[Collected data]
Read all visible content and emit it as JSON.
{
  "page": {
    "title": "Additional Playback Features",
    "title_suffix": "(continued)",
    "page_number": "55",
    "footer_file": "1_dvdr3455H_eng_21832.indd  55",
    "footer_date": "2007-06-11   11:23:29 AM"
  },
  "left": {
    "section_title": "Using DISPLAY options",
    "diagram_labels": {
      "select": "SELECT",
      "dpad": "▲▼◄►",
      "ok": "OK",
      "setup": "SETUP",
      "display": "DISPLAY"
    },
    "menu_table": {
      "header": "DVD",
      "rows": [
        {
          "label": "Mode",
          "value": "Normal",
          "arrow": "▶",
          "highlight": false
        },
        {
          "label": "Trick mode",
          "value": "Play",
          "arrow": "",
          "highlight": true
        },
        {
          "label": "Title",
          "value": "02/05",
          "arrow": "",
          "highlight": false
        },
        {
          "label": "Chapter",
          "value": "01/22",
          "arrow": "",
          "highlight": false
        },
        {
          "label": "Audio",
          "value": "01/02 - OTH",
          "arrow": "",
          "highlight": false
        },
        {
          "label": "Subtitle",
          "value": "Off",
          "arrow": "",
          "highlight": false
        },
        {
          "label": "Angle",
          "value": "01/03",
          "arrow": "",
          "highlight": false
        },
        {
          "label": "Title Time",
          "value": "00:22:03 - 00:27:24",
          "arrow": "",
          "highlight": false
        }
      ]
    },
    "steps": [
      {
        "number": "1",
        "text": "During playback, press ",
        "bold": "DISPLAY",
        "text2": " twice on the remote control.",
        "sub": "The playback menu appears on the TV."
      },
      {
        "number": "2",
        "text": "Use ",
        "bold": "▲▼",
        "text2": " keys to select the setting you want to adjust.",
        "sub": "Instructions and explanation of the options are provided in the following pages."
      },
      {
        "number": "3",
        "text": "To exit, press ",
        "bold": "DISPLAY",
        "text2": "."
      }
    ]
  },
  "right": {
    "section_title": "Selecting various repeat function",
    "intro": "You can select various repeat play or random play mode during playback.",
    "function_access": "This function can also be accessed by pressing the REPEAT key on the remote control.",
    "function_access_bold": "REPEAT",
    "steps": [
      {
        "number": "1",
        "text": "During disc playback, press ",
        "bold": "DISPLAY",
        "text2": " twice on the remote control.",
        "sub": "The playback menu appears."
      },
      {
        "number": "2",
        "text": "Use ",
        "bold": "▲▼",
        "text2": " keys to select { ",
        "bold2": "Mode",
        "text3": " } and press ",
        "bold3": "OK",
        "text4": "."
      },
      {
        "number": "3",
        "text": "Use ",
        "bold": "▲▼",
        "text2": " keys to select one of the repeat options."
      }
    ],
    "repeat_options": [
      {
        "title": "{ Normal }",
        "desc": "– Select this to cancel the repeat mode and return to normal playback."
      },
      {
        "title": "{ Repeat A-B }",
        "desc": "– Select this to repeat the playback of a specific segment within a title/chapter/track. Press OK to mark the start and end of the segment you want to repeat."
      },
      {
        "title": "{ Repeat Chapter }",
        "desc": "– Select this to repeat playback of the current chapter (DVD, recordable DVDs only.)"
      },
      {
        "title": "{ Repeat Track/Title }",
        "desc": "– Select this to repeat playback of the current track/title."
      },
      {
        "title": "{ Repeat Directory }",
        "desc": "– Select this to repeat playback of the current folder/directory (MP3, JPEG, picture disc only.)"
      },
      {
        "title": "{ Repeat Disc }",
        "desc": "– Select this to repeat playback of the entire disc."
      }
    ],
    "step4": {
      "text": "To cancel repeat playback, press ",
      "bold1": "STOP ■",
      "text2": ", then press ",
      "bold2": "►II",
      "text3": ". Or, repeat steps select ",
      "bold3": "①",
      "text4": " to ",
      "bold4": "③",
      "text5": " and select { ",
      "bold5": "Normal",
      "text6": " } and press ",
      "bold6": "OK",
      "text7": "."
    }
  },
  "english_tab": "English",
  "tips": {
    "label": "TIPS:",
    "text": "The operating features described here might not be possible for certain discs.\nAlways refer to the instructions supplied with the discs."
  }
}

» What is needed
List each line of the records that holds the string "appears".

» Result of the task
        "sub": "The playback menu appears on the TV."
        "sub": "The playback menu appears."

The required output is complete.